## Assignment
The records below must be output exactly, with no images carried over.

## Records for processing
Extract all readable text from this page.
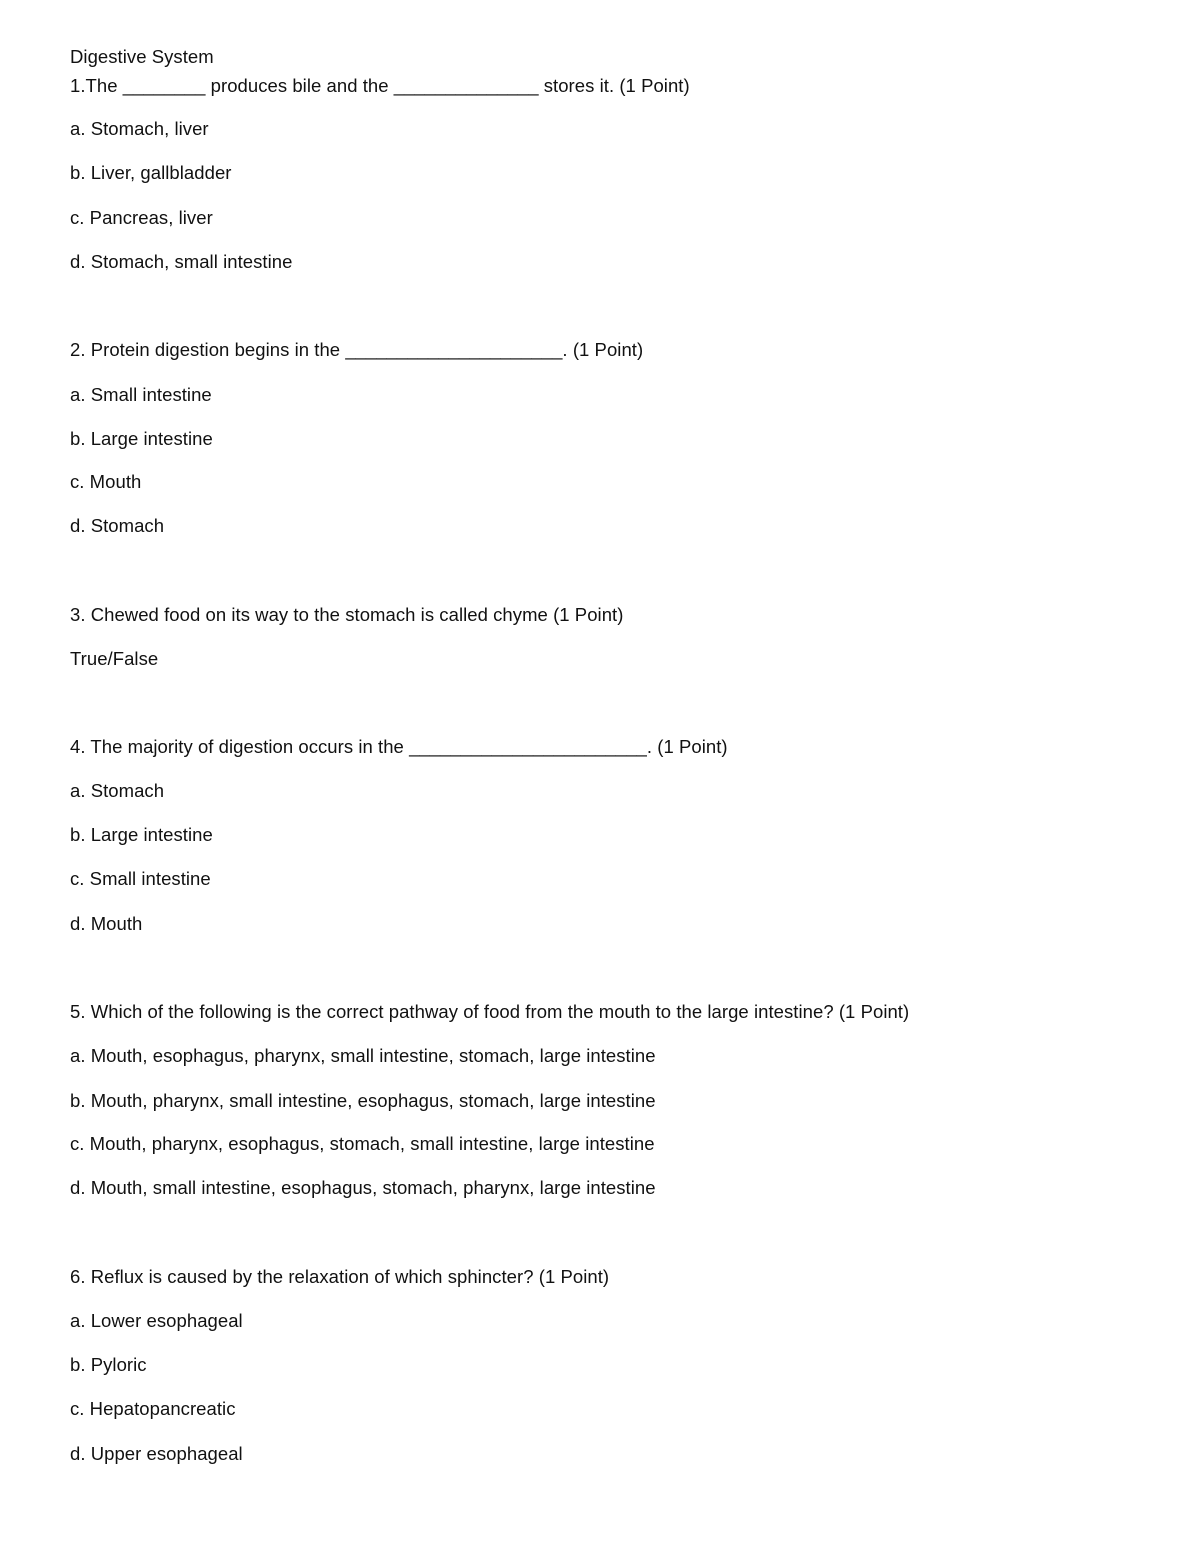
Digestive System
1.The ________ produces bile and the ______________ stores it. (1 Point)
a. Stomach, liver
b. Liver, gallbladder
c. Pancreas, liver
d. Stomach, small intestine
2. Protein digestion begins in the _____________________. (1 Point)
a. Small intestine
b. Large intestine
c. Mouth
d. Stomach
3. Chewed food on its way to the stomach is called chyme (1 Point)
True/False
4. The majority of digestion occurs in the _______________________. (1 Point)
a. Stomach
b. Large intestine
c. Small intestine
d. Mouth
5. Which of the following is the correct pathway of food from the mouth to the large intestine? (1 Point)
a. Mouth, esophagus, pharynx, small intestine, stomach, large intestine
b. Mouth, pharynx, small intestine, esophagus, stomach, large intestine
c. Mouth, pharynx, esophagus, stomach, small intestine, large intestine
d. Mouth, small intestine, esophagus, stomach, pharynx, large intestine
6. Reflux is caused by the relaxation of which sphincter? (1 Point)
a. Lower esophageal
b. Pyloric
c. Hepatopancreatic
d. Upper esophageal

## Output for this exercise
Extract all readable text from this page.
Digestive System
1.The ________ produces bile and the ______________ stores it. (1 Point)
a. Stomach, liver
b. Liver, gallbladder
c. Pancreas, liver
d. Stomach, small intestine
2. Protein digestion begins in the _____________________. (1 Point)
a. Small intestine
b. Large intestine
c. Mouth
d. Stomach
3. Chewed food on its way to the stomach is called chyme (1 Point)
True/False
4. The majority of digestion occurs in the _______________________. (1 Point)
a. Stomach
b. Large intestine
c. Small intestine
d. Mouth
5. Which of the following is the correct pathway of food from the mouth to the large intestine? (1 Point)
a. Mouth, esophagus, pharynx, small intestine, stomach, large intestine
b. Mouth, pharynx, small intestine, esophagus, stomach, large intestine
c. Mouth, pharynx, esophagus, stomach, small intestine, large intestine
d. Mouth, small intestine, esophagus, stomach, pharynx, large intestine
6. Reflux is caused by the relaxation of which sphincter? (1 Point)
a. Lower esophageal
b. Pyloric
c. Hepatopancreatic
d. Upper esophageal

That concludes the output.